- [Work required]: Return every line of the material exactly.
--- start Available records ---
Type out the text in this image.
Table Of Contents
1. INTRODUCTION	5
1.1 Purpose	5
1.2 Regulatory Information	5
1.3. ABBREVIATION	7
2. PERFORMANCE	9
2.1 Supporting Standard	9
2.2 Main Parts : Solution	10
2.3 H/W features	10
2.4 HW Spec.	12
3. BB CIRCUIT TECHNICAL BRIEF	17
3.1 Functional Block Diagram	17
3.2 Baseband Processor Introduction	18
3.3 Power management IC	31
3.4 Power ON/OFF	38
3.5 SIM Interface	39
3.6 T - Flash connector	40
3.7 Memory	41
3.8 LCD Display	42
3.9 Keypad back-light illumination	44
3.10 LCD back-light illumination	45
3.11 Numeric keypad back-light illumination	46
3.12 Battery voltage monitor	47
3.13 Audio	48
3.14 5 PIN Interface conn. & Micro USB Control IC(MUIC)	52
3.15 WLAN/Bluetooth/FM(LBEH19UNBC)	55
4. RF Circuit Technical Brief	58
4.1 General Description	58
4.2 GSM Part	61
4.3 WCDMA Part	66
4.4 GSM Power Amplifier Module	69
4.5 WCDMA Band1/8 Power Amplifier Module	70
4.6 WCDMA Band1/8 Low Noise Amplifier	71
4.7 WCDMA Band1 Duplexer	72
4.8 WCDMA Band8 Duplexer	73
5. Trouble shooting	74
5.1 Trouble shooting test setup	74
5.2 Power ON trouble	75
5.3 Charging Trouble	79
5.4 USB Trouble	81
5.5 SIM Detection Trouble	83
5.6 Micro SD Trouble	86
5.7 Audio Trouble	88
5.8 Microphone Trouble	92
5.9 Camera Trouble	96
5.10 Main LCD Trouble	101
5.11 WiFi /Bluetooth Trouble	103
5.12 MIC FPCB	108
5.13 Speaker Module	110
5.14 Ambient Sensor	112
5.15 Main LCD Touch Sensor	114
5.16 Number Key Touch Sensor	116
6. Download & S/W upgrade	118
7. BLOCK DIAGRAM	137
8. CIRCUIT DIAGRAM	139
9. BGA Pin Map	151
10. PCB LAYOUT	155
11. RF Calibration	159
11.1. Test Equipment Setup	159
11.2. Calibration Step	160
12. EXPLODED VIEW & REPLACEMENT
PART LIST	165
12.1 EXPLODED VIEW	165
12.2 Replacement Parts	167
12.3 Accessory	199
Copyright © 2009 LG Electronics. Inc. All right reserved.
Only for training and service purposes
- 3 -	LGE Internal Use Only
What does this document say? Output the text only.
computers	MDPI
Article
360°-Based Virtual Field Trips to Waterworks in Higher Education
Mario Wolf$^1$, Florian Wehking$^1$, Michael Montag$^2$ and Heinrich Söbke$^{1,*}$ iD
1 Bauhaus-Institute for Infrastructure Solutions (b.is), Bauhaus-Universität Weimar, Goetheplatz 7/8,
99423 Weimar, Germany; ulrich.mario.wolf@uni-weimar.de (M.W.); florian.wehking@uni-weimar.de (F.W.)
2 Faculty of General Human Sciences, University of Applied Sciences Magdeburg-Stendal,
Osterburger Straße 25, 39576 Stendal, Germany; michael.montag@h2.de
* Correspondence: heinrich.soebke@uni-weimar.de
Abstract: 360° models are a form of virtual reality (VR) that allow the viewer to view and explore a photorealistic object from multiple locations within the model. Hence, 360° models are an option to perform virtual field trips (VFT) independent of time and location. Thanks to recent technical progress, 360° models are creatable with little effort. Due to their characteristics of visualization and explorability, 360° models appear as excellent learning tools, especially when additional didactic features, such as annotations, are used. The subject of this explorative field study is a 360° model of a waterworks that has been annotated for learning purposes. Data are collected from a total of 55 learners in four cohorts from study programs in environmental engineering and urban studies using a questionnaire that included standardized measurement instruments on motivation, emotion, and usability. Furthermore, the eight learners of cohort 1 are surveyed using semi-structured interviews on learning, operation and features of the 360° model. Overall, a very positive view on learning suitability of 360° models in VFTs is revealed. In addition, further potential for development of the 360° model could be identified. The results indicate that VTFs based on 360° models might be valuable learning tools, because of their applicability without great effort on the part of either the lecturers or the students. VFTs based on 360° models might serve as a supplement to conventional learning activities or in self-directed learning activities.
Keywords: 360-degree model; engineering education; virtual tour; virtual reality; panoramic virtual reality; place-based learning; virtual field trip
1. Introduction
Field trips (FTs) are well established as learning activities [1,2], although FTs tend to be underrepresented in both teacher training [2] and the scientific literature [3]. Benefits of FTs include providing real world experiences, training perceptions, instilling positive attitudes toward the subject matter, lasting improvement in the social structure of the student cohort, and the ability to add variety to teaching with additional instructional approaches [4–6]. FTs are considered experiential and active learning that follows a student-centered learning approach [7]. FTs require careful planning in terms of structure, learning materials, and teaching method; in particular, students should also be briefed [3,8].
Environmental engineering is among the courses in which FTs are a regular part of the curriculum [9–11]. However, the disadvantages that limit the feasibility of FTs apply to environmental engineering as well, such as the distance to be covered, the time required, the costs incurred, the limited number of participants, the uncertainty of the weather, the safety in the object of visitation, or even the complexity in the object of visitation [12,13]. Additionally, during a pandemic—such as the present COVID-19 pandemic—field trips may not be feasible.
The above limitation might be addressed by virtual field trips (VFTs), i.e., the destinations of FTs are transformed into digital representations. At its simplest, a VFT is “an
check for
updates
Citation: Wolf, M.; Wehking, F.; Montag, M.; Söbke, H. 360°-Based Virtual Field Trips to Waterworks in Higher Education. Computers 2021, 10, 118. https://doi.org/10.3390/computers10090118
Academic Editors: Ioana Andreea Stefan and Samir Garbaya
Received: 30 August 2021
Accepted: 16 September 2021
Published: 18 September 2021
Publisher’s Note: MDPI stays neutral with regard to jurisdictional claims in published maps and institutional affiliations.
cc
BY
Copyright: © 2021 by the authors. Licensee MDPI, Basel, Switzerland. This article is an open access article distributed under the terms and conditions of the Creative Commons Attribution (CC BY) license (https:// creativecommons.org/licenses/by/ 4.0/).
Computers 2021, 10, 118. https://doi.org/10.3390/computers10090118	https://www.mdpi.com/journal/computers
--- end Available records ---
- [Response to this exercise]:
Type out the text in this image.
Table Of Contents
1. INTRODUCTION	5
1.1 Purpose	5
1.2 Regulatory Information	5
1.3. ABBREVIATION	7
2. PERFORMANCE	9
2.1 Supporting Standard	9
2.2 Main Parts : Solution	10
2.3 H/W features	10
2.4 HW Spec.	12
3. BB CIRCUIT TECHNICAL BRIEF	17
3.1 Functional Block Diagram	17
3.2 Baseband Processor Introduction	18
3.3 Power management IC	31
3.4 Power ON/OFF	38
3.5 SIM Interface	39
3.6 T - Flash connector	40
3.7 Memory	41
3.8 LCD Display	42
3.9 Keypad back-light illumination	44
3.10 LCD back-light illumination	45
3.11 Numeric keypad back-light illumination	46
3.12 Battery voltage monitor	47
3.13 Audio	48
3.14 5 PIN Interface conn. & Micro USB Control IC(MUIC)	52
3.15 WLAN/Bluetooth/FM(LBEH19UNBC)	55
4. RF Circuit Technical Brief	58
4.1 General Description	58
4.2 GSM Part	61
4.3 WCDMA Part	66
4.4 GSM Power Amplifier Module	69
4.5 WCDMA Band1/8 Power Amplifier Module	70
4.6 WCDMA Band1/8 Low Noise Amplifier	71
4.7 WCDMA Band1 Duplexer	72
4.8 WCDMA Band8 Duplexer	73
5. Trouble shooting	74
5.1 Trouble shooting test setup	74
5.2 Power ON trouble	75
5.3 Charging Trouble	79
5.4 USB Trouble	81
5.5 SIM Detection Trouble	83
5.6 Micro SD Trouble	86
5.7 Audio Trouble	88
5.8 Microphone Trouble	92
5.9 Camera Trouble	96
5.10 Main LCD Trouble	101
5.11 WiFi /Bluetooth Trouble	103
5.12 MIC FPCB	108
5.13 Speaker Module	110
5.14 Ambient Sensor	112
5.15 Main LCD Touch Sensor	114
5.16 Number Key Touch Sensor	116
6. Download & S/W upgrade	118
7. BLOCK DIAGRAM	137
8. CIRCUIT DIAGRAM	139
9. BGA Pin Map	151
10. PCB LAYOUT	155
11. RF Calibration	159
11.1. Test Equipment Setup	159
11.2. Calibration Step	160
12. EXPLODED VIEW & REPLACEMENT
PART LIST	165
12.1 EXPLODED VIEW	165
12.2 Replacement Parts	167
12.3 Accessory	199
Copyright © 2009 LG Electronics. Inc. All right reserved.
Only for training and service purposes
- 3 -	LGE Internal Use Only
What does this document say? Output the text only.
computers	MDPI
Article
360°-Based Virtual Field Trips to Waterworks in Higher Education
Mario Wolf$^1$, Florian Wehking$^1$, Michael Montag$^2$ and Heinrich Söbke$^{1,*}$ iD
1 Bauhaus-Institute for Infrastructure Solutions (b.is), Bauhaus-Universität Weimar, Goetheplatz 7/8,
99423 Weimar, Germany; ulrich.mario.wolf@uni-weimar.de (M.W.); florian.wehking@uni-weimar.de (F.W.)
2 Faculty of General Human Sciences, University of Applied Sciences Magdeburg-Stendal,
Osterburger Straße 25, 39576 Stendal, Germany; michael.montag@h2.de
* Correspondence: heinrich.soebke@uni-weimar.de
Abstract: 360° models are a form of virtual reality (VR) that allow the viewer to view and explore a photorealistic object from multiple locations within the model. Hence, 360° models are an option to perform virtual field trips (VFT) independent of time and location. Thanks to recent technical progress, 360° models are creatable with little effort. Due to their characteristics of visualization and explorability, 360° models appear as excellent learning tools, especially when additional didactic features, such as annotations, are used. The subject of this explorative field study is a 360° model of a waterworks that has been annotated for learning purposes. Data are collected from a total of 55 learners in four cohorts from study programs in environmental engineering and urban studies using a questionnaire that included standardized measurement instruments on motivation, emotion, and usability. Furthermore, the eight learners of cohort 1 are surveyed using semi-structured interviews on learning, operation and features of the 360° model. Overall, a very positive view on learning suitability of 360° models in VFTs is revealed. In addition, further potential for development of the 360° model could be identified. The results indicate that VTFs based on 360° models might be valuable learning tools, because of their applicability without great effort on the part of either the lecturers or the students. VFTs based on 360° models might serve as a supplement to conventional learning activities or in self-directed learning activities.
Keywords: 360-degree model; engineering education; virtual tour; virtual reality; panoramic virtual reality; place-based learning; virtual field trip
1. Introduction
Field trips (FTs) are well established as learning activities [1,2], although FTs tend to be underrepresented in both teacher training [2] and the scientific literature [3]. Benefits of FTs include providing real world experiences, training perceptions, instilling positive attitudes toward the subject matter, lasting improvement in the social structure of the student cohort, and the ability to add variety to teaching with additional instructional approaches [4–6]. FTs are considered experiential and active learning that follows a student-centered learning approach [7]. FTs require careful planning in terms of structure, learning materials, and teaching method; in particular, students should also be briefed [3,8].
Environmental engineering is among the courses in which FTs are a regular part of the curriculum [9–11]. However, the disadvantages that limit the feasibility of FTs apply to environmental engineering as well, such as the distance to be covered, the time required, the costs incurred, the limited number of participants, the uncertainty of the weather, the safety in the object of visitation, or even the complexity in the object of visitation [12,13]. Additionally, during a pandemic—such as the present COVID-19 pandemic—field trips may not be feasible.
The above limitation might be addressed by virtual field trips (VFTs), i.e., the destinations of FTs are transformed into digital representations. At its simplest, a VFT is “an
check for
updates
Citation: Wolf, M.; Wehking, F.; Montag, M.; Söbke, H. 360°-Based Virtual Field Trips to Waterworks in Higher Education. Computers 2021, 10, 118. https://doi.org/10.3390/computers10090118
Academic Editors: Ioana Andreea Stefan and Samir Garbaya
Received: 30 August 2021
Accepted: 16 September 2021
Published: 18 September 2021
Publisher’s Note: MDPI stays neutral with regard to jurisdictional claims in published maps and institutional affiliations.
cc
BY
Copyright: © 2021 by the authors. Licensee MDPI, Basel, Switzerland. This article is an open access article distributed under the terms and conditions of the Creative Commons Attribution (CC BY) license (https:// creativecommons.org/licenses/by/ 4.0/).
Computers 2021, 10, 118. https://doi.org/10.3390/computers10090118	https://www.mdpi.com/journal/computers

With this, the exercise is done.